# Requirements:
Work through the following lines and count those that hold the word "Difference". Reply with that number only.

** BEGIN Data for the task **

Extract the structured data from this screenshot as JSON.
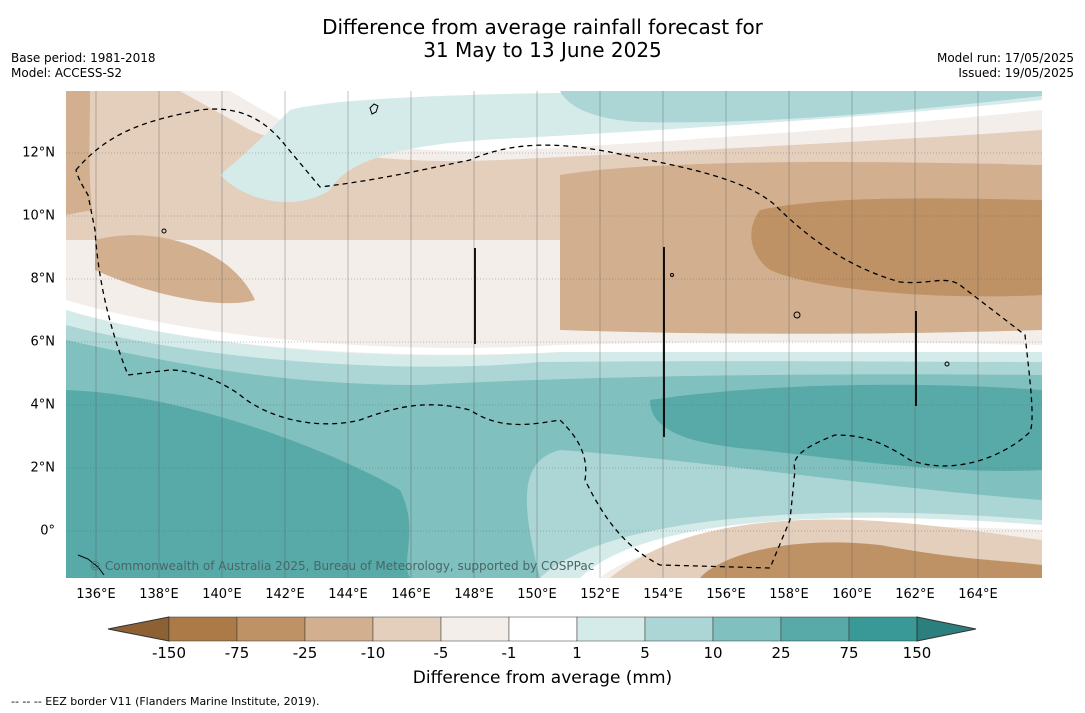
{
  "title_line1": "Difference from average rainfall forecast for",
  "title_line2": "31 May to 13 June 2025",
  "meta_left": [
    "Base period: 1981-2018",
    "Model: ACCESS-S2"
  ],
  "meta_right": [
    "Model run: 17/05/2025",
    "Issued: 19/05/2025"
  ],
  "x_ticks": [
    "136°E",
    "138°E",
    "140°E",
    "142°E",
    "144°E",
    "146°E",
    "148°E",
    "150°E",
    "152°E",
    "154°E",
    "156°E",
    "158°E",
    "160°E",
    "162°E",
    "164°E"
  ],
  "y_ticks": [
    "12°N",
    "10°N",
    "8°N",
    "6°N",
    "4°N",
    "2°N",
    "0°"
  ],
  "copyright": "© Commonwealth of Australia 2025, Bureau of Meteorology, supported by COSPPac",
  "legend": {
    "title": "Difference from average (mm)",
    "ticks": [
      "-150",
      "-75",
      "-25",
      "-10",
      "-5",
      "-1",
      "1",
      "5",
      "10",
      "25",
      "75",
      "150"
    ],
    "colors": [
      "#ab7a46",
      "#bf9266",
      "#d2b08f",
      "#e4cfbc",
      "#f4eeea",
      "#ffffff",
      "#d5ebea",
      "#abd6d5",
      "#80c0be",
      "#58aaa9",
      "#389997"
    ],
    "extend_low_color": "#8e6134",
    "extend_high_color": "#2b7f7d"
  },
  "footnote": "-- -- -- EEZ border V11 (Flanders Marine Institute, 2019)."
}
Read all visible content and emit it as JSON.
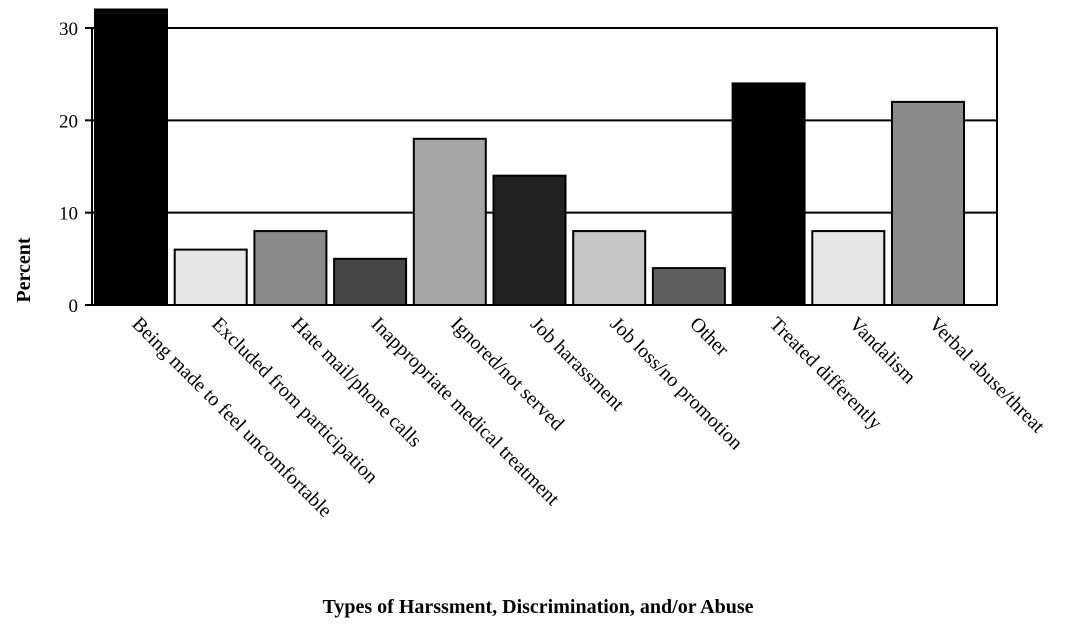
{
  "chart_data": {
    "type": "bar",
    "title": "",
    "xlabel": "Types of Harssment, Discrimination, and/or Abuse",
    "ylabel": "Percent",
    "ylim": [
      0,
      30
    ],
    "yticks": [
      0,
      10,
      20,
      30
    ],
    "grid": true,
    "categories": [
      "Being made to feel uncomfortable",
      "Excluded from participation",
      "Hate mail/phone calls",
      "Inappropriate medical treatment",
      "Ignored/not served",
      "Job harassment",
      "Job loss/no promotion",
      "Other",
      "Treated differently",
      "Vandalism",
      "Verbal abuse/threat"
    ],
    "values": [
      32,
      6,
      8,
      5,
      18,
      14,
      8,
      4,
      24,
      8,
      22
    ],
    "bar_colors": [
      "#000000",
      "#e6e6e6",
      "#8a8a8a",
      "#454545",
      "#a6a6a6",
      "#222222",
      "#c6c6c6",
      "#5f5f5f",
      "#000000",
      "#e6e6e6",
      "#8a8a8a"
    ]
  }
}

** END Data for the task **

# The response:
2